--- BEGIN ---
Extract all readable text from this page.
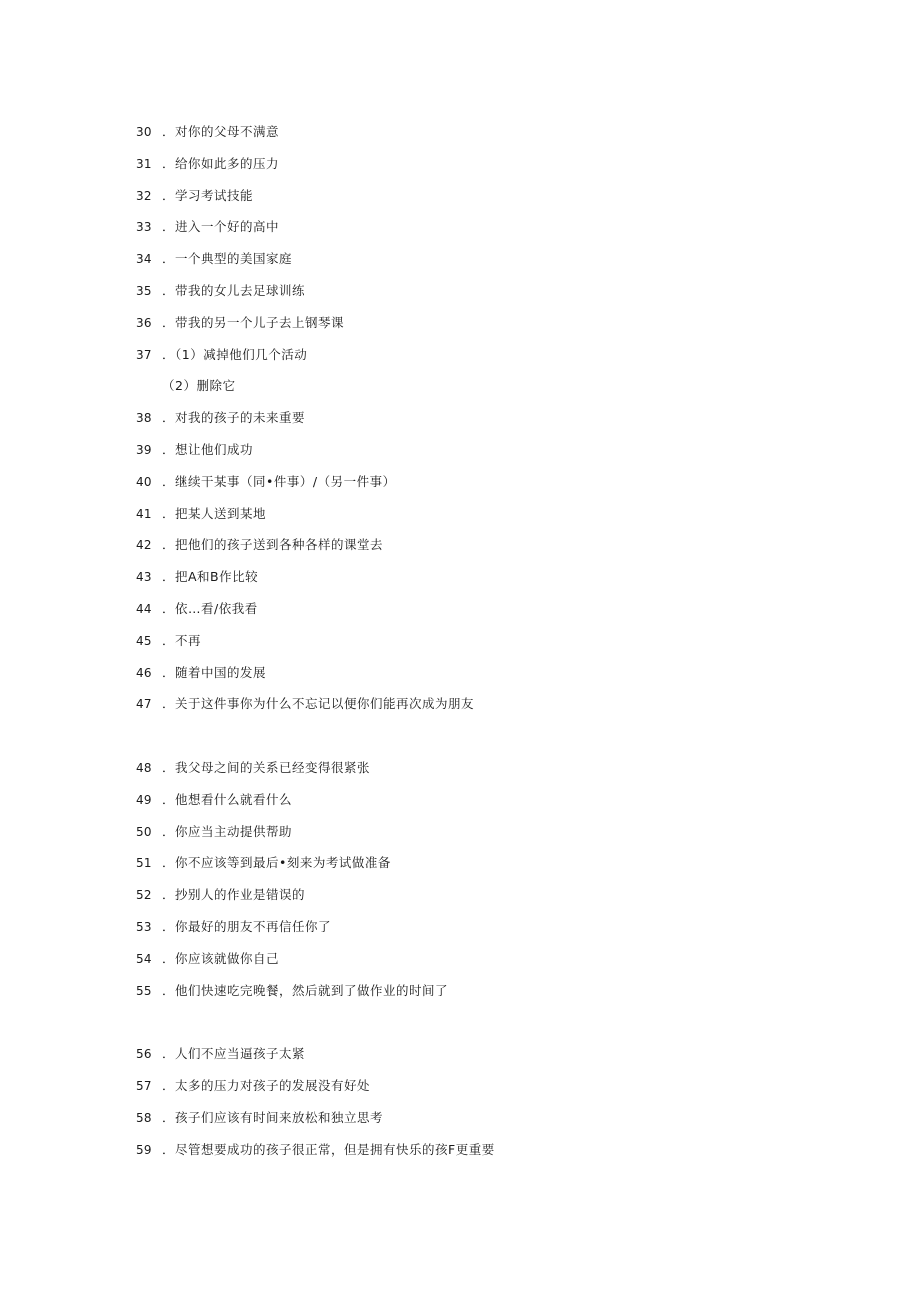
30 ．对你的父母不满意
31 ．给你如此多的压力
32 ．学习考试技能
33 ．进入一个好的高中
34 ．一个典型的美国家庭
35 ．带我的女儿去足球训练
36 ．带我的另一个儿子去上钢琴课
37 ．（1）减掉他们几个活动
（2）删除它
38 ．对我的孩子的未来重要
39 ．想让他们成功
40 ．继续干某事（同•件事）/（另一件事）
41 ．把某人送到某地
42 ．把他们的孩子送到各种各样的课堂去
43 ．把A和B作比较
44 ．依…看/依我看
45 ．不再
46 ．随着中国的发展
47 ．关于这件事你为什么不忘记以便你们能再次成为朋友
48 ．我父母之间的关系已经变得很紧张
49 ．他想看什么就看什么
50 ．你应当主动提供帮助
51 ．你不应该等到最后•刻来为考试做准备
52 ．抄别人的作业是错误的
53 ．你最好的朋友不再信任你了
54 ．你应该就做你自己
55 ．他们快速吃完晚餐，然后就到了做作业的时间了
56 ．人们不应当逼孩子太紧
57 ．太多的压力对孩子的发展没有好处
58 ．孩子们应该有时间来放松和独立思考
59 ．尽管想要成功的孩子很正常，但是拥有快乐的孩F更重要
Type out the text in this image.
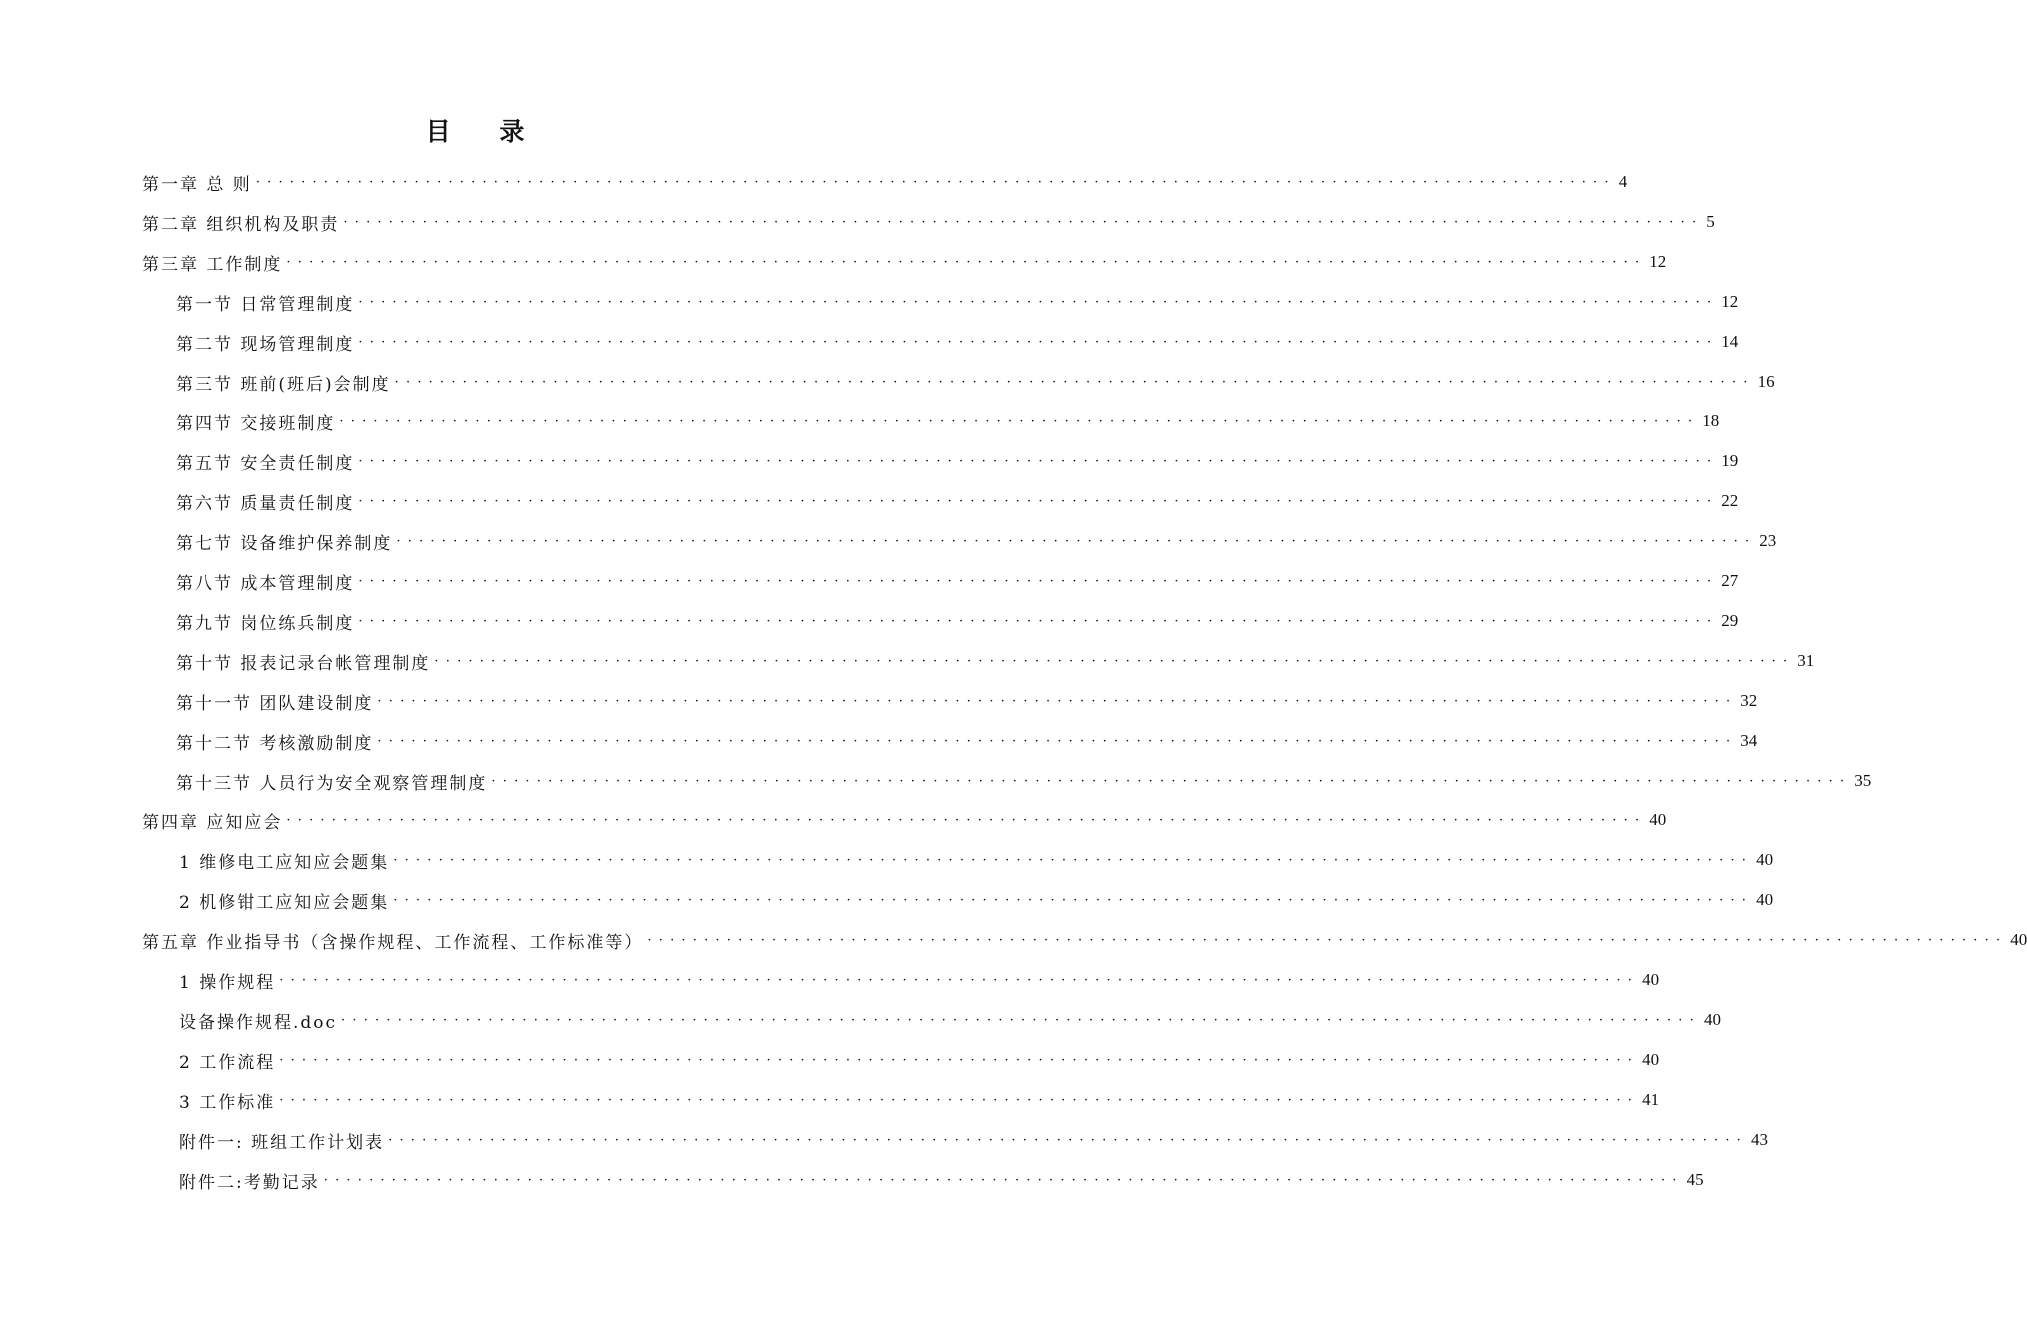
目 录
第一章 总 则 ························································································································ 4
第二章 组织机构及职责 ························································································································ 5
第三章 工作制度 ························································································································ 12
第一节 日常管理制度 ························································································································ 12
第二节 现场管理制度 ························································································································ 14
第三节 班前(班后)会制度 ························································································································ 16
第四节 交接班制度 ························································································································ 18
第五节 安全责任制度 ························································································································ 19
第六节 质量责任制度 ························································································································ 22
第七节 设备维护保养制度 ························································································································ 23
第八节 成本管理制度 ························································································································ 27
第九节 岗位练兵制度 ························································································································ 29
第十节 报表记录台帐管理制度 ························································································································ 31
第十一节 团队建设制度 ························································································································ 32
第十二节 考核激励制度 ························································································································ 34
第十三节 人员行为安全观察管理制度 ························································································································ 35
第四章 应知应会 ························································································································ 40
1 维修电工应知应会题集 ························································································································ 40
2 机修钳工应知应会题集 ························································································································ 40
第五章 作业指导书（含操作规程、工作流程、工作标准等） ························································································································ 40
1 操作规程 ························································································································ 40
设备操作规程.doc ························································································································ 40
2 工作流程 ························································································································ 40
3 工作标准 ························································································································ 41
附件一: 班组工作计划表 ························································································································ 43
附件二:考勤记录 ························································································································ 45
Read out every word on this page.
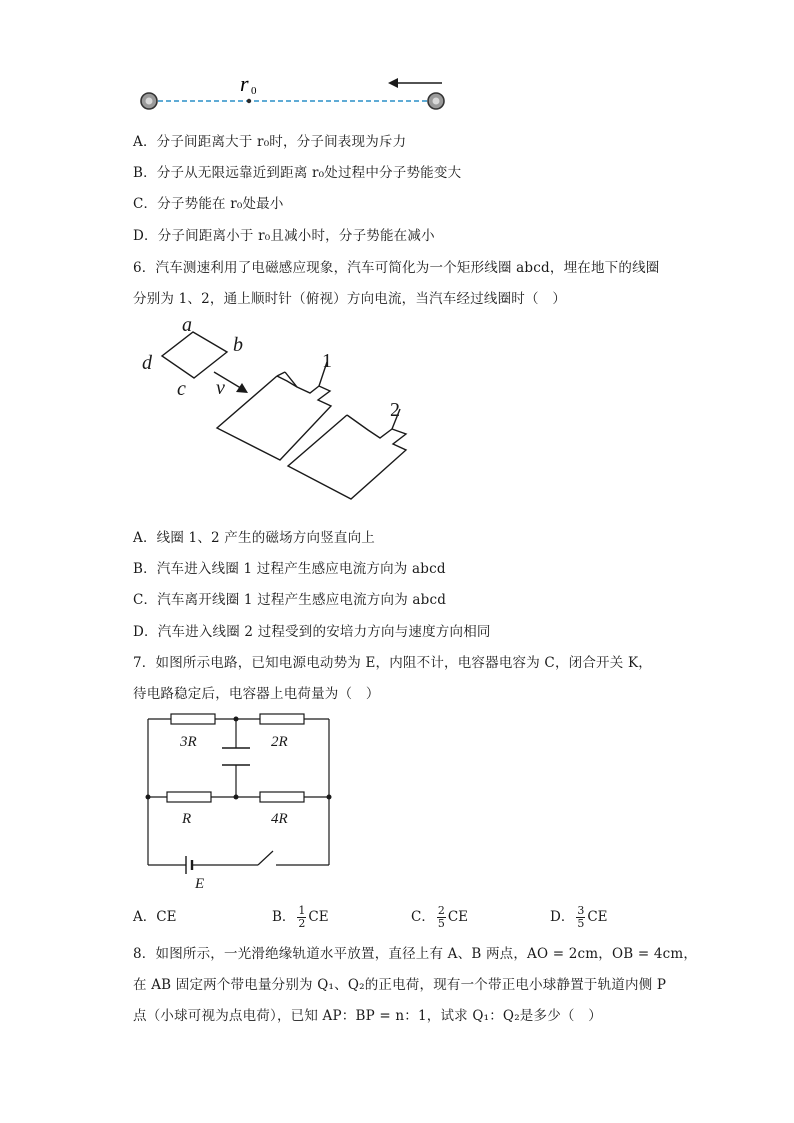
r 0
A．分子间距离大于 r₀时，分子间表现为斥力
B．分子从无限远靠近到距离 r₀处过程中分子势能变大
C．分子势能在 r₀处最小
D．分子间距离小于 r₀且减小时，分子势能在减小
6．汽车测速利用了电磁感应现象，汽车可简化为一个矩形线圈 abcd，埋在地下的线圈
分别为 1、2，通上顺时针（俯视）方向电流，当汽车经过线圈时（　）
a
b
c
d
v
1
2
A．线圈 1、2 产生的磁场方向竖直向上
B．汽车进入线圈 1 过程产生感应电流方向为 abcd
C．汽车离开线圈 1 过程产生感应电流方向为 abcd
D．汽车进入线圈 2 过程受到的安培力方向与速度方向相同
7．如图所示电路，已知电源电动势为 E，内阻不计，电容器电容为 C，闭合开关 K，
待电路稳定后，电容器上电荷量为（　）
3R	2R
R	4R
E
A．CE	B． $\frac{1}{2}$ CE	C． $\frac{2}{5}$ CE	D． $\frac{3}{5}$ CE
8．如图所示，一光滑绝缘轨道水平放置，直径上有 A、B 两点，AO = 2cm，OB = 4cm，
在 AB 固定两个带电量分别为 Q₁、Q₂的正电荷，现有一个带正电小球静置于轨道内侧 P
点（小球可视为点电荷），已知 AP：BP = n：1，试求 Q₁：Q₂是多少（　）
--- END ---
[TASK GOAL]
Say how many lines above contain the string "this". Answer with the number only.

[REPLY TO THE EXERCISE]
3